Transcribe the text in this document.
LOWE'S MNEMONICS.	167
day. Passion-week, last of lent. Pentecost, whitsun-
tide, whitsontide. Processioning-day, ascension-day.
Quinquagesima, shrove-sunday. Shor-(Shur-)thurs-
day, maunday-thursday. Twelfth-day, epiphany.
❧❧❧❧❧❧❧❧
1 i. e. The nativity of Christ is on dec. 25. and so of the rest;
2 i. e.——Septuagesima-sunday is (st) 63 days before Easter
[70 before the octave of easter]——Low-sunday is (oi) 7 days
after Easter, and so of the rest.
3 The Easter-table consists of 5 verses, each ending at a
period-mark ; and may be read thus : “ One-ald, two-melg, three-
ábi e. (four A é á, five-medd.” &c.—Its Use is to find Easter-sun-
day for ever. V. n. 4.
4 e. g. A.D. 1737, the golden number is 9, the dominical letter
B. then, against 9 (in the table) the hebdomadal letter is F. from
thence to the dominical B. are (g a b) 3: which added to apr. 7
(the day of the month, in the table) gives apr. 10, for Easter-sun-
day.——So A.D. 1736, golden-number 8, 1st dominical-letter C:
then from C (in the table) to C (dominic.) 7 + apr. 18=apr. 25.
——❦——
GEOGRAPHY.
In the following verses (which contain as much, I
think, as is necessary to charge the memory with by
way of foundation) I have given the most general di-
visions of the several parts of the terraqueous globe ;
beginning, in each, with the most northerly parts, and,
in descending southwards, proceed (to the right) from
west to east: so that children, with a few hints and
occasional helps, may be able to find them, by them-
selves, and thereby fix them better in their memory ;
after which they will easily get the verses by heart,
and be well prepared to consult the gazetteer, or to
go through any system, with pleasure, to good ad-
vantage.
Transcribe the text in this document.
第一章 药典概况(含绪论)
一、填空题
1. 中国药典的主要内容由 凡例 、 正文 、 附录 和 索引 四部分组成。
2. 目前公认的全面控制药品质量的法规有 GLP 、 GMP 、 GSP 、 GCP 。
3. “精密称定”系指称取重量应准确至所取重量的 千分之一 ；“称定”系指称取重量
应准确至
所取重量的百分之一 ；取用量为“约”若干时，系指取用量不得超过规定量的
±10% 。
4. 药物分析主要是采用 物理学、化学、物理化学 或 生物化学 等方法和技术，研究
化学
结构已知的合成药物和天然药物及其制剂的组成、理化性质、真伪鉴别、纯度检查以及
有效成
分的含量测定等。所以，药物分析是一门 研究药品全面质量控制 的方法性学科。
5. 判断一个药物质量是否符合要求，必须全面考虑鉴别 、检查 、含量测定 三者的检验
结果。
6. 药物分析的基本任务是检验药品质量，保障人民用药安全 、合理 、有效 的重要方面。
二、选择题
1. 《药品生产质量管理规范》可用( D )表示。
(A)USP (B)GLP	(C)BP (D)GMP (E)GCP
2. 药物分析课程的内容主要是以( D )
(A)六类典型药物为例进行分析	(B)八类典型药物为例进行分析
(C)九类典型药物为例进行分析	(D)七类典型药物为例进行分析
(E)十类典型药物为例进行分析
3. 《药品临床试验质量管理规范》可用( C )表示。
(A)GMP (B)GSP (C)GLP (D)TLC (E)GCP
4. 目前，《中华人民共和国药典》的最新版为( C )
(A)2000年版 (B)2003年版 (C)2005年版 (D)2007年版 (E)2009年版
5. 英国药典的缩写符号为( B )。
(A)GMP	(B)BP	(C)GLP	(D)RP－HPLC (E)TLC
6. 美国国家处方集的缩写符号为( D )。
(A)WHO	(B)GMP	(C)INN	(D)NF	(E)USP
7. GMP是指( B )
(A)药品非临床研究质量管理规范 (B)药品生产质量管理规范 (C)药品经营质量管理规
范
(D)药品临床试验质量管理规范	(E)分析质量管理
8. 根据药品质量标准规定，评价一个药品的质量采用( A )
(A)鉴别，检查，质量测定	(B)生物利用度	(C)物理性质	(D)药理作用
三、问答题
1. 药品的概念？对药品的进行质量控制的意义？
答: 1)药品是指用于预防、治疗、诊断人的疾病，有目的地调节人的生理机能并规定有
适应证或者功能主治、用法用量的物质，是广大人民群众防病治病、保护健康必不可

**********

*TASK TO COMPLETE:*
Copy out all of the data exactly, leaving nothing out.

*SOLUTION BELOW:*
Transcribe the text in this document.
LOWE'S MNEMONICS.	167
day. Passion-week, last of lent. Pentecost, whitsun-
tide, whitsontide. Processioning-day, ascension-day.
Quinquagesima, shrove-sunday. Shor-(Shur-)thurs-
day, maunday-thursday. Twelfth-day, epiphany.
❧❧❧❧❧❧❧❧
1 i. e. The nativity of Christ is on dec. 25. and so of the rest;
2 i. e.——Septuagesima-sunday is (st) 63 days before Easter
[70 before the octave of easter]——Low-sunday is (oi) 7 days
after Easter, and so of the rest.
3 The Easter-table consists of 5 verses, each ending at a
period-mark ; and may be read thus : “ One-ald, two-melg, three-
ábi e. (four A é á, five-medd.” &c.—Its Use is to find Easter-sun-
day for ever. V. n. 4.
4 e. g. A.D. 1737, the golden number is 9, the dominical letter
B. then, against 9 (in the table) the hebdomadal letter is F. from
thence to the dominical B. are (g a b) 3: which added to apr. 7
(the day of the month, in the table) gives apr. 10, for Easter-sun-
day.——So A.D. 1736, golden-number 8, 1st dominical-letter C:
then from C (in the table) to C (dominic.) 7 + apr. 18=apr. 25.
——❦——
GEOGRAPHY.
In the following verses (which contain as much, I
think, as is necessary to charge the memory with by
way of foundation) I have given the most general di-
visions of the several parts of the terraqueous globe ;
beginning, in each, with the most northerly parts, and,
in descending southwards, proceed (to the right) from
west to east: so that children, with a few hints and
occasional helps, may be able to find them, by them-
selves, and thereby fix them better in their memory ;
after which they will easily get the verses by heart,
and be well prepared to consult the gazetteer, or to
go through any system, with pleasure, to good ad-
vantage.
Transcribe the text in this document.
第一章 药典概况(含绪论)
一、填空题
1. 中国药典的主要内容由 凡例 、 正文 、 附录 和 索引 四部分组成。
2. 目前公认的全面控制药品质量的法规有 GLP 、 GMP 、 GSP 、 GCP 。
3. “精密称定”系指称取重量应准确至所取重量的 千分之一 ；“称定”系指称取重量
应准确至
所取重量的百分之一 ；取用量为“约”若干时，系指取用量不得超过规定量的
±10% 。
4. 药物分析主要是采用 物理学、化学、物理化学 或 生物化学 等方法和技术，研究
化学
结构已知的合成药物和天然药物及其制剂的组成、理化性质、真伪鉴别、纯度检查以及
有效成
分的含量测定等。所以，药物分析是一门 研究药品全面质量控制 的方法性学科。
5. 判断一个药物质量是否符合要求，必须全面考虑鉴别 、检查 、含量测定 三者的检验
结果。
6. 药物分析的基本任务是检验药品质量，保障人民用药安全 、合理 、有效 的重要方面。
二、选择题
1. 《药品生产质量管理规范》可用( D )表示。
(A)USP (B)GLP	(C)BP (D)GMP (E)GCP
2. 药物分析课程的内容主要是以( D )
(A)六类典型药物为例进行分析	(B)八类典型药物为例进行分析
(C)九类典型药物为例进行分析	(D)七类典型药物为例进行分析
(E)十类典型药物为例进行分析
3. 《药品临床试验质量管理规范》可用( C )表示。
(A)GMP (B)GSP (C)GLP (D)TLC (E)GCP
4. 目前，《中华人民共和国药典》的最新版为( C )
(A)2000年版 (B)2003年版 (C)2005年版 (D)2007年版 (E)2009年版
5. 英国药典的缩写符号为( B )。
(A)GMP	(B)BP	(C)GLP	(D)RP－HPLC (E)TLC
6. 美国国家处方集的缩写符号为( D )。
(A)WHO	(B)GMP	(C)INN	(D)NF	(E)USP
7. GMP是指( B )
(A)药品非临床研究质量管理规范 (B)药品生产质量管理规范 (C)药品经营质量管理规
范
(D)药品临床试验质量管理规范	(E)分析质量管理
8. 根据药品质量标准规定，评价一个药品的质量采用( A )
(A)鉴别，检查，质量测定	(B)生物利用度	(C)物理性质	(D)药理作用
三、问答题
1. 药品的概念？对药品的进行质量控制的意义？
答: 1)药品是指用于预防、治疗、诊断人的疾病，有目的地调节人的生理机能并规定有
适应证或者功能主治、用法用量的物质，是广大人民群众防病治病、保护健康必不可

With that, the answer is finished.